> _OBJECTIVE_: The records that follow are to be repeated without alteration.

* Begin INFORMATION SHOWN *

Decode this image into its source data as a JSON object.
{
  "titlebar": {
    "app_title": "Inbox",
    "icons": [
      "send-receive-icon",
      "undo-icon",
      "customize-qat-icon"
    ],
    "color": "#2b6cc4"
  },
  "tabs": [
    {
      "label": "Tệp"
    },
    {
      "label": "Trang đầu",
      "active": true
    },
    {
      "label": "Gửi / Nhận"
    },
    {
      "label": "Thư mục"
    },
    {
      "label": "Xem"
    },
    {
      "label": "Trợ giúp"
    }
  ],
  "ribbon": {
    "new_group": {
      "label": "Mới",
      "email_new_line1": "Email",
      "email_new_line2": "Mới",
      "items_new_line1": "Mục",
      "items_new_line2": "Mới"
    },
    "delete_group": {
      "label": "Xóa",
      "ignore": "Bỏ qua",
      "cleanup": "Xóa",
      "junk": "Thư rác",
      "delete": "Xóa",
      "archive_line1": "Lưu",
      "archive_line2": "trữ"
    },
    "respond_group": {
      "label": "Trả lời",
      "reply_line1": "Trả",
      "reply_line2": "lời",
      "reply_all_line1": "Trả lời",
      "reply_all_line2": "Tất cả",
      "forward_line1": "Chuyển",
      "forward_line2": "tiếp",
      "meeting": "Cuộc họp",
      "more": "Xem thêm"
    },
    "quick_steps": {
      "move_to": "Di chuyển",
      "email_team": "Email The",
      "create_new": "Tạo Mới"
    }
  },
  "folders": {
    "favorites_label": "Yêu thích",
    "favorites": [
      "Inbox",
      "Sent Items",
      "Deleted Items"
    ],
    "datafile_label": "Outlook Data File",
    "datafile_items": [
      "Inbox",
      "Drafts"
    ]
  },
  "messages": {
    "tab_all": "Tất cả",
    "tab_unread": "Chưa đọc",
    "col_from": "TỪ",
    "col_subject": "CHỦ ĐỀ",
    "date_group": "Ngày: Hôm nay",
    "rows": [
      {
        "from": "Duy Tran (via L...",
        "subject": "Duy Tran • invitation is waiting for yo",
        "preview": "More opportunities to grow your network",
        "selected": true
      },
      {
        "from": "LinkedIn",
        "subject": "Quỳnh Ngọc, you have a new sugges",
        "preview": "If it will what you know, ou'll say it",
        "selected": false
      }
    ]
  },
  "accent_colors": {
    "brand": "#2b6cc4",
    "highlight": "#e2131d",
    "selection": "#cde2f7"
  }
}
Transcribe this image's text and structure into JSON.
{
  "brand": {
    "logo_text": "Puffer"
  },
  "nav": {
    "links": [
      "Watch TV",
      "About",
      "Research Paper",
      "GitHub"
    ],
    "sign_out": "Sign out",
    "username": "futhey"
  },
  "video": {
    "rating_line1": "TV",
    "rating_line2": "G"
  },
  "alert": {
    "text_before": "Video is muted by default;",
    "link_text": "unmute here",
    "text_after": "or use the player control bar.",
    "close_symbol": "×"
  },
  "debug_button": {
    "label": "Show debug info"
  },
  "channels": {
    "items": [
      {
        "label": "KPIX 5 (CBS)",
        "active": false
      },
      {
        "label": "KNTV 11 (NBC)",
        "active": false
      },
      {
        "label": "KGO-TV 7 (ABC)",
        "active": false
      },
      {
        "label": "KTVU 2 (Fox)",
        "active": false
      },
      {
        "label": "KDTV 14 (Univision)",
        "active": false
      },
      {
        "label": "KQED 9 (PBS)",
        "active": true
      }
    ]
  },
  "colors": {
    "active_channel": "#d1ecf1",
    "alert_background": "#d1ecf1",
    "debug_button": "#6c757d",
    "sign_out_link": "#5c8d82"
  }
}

* End INFORMATION SHOWN *

> _SOLVED PROBLEM_:
Decode this image into its source data as a JSON object.
{
  "titlebar": {
    "app_title": "Inbox",
    "icons": [
      "send-receive-icon",
      "undo-icon",
      "customize-qat-icon"
    ],
    "color": "#2b6cc4"
  },
  "tabs": [
    {
      "label": "Tệp"
    },
    {
      "label": "Trang đầu",
      "active": true
    },
    {
      "label": "Gửi / Nhận"
    },
    {
      "label": "Thư mục"
    },
    {
      "label": "Xem"
    },
    {
      "label": "Trợ giúp"
    }
  ],
  "ribbon": {
    "new_group": {
      "label": "Mới",
      "email_new_line1": "Email",
      "email_new_line2": "Mới",
      "items_new_line1": "Mục",
      "items_new_line2": "Mới"
    },
    "delete_group": {
      "label": "Xóa",
      "ignore": "Bỏ qua",
      "cleanup": "Xóa",
      "junk": "Thư rác",
      "delete": "Xóa",
      "archive_line1": "Lưu",
      "archive_line2": "trữ"
    },
    "respond_group": {
      "label": "Trả lời",
      "reply_line1": "Trả",
      "reply_line2": "lời",
      "reply_all_line1": "Trả lời",
      "reply_all_line2": "Tất cả",
      "forward_line1": "Chuyển",
      "forward_line2": "tiếp",
      "meeting": "Cuộc họp",
      "more": "Xem thêm"
    },
    "quick_steps": {
      "move_to": "Di chuyển",
      "email_team": "Email The",
      "create_new": "Tạo Mới"
    }
  },
  "folders": {
    "favorites_label": "Yêu thích",
    "favorites": [
      "Inbox",
      "Sent Items",
      "Deleted Items"
    ],
    "datafile_label": "Outlook Data File",
    "datafile_items": [
      "Inbox",
      "Drafts"
    ]
  },
  "messages": {
    "tab_all": "Tất cả",
    "tab_unread": "Chưa đọc",
    "col_from": "TỪ",
    "col_subject": "CHỦ ĐỀ",
    "date_group": "Ngày: Hôm nay",
    "rows": [
      {
        "from": "Duy Tran (via L...",
        "subject": "Duy Tran • invitation is waiting for yo",
        "preview": "More opportunities to grow your network",
        "selected": true
      },
      {
        "from": "LinkedIn",
        "subject": "Quỳnh Ngọc, you have a new sugges",
        "preview": "If it will what you know, ou'll say it",
        "selected": false
      }
    ]
  },
  "accent_colors": {
    "brand": "#2b6cc4",
    "highlight": "#e2131d",
    "selection": "#cde2f7"
  }
}
Transcribe this image's text and structure into JSON.
{
  "brand": {
    "logo_text": "Puffer"
  },
  "nav": {
    "links": [
      "Watch TV",
      "About",
      "Research Paper",
      "GitHub"
    ],
    "sign_out": "Sign out",
    "username": "futhey"
  },
  "video": {
    "rating_line1": "TV",
    "rating_line2": "G"
  },
  "alert": {
    "text_before": "Video is muted by default;",
    "link_text": "unmute here",
    "text_after": "or use the player control bar.",
    "close_symbol": "×"
  },
  "debug_button": {
    "label": "Show debug info"
  },
  "channels": {
    "items": [
      {
        "label": "KPIX 5 (CBS)",
        "active": false
      },
      {
        "label": "KNTV 11 (NBC)",
        "active": false
      },
      {
        "label": "KGO-TV 7 (ABC)",
        "active": false
      },
      {
        "label": "KTVU 2 (Fox)",
        "active": false
      },
      {
        "label": "KDTV 14 (Univision)",
        "active": false
      },
      {
        "label": "KQED 9 (PBS)",
        "active": true
      }
    ]
  },
  "colors": {
    "active_channel": "#d1ecf1",
    "alert_background": "#d1ecf1",
    "debug_button": "#6c757d",
    "sign_out_link": "#5c8d82"
  }
}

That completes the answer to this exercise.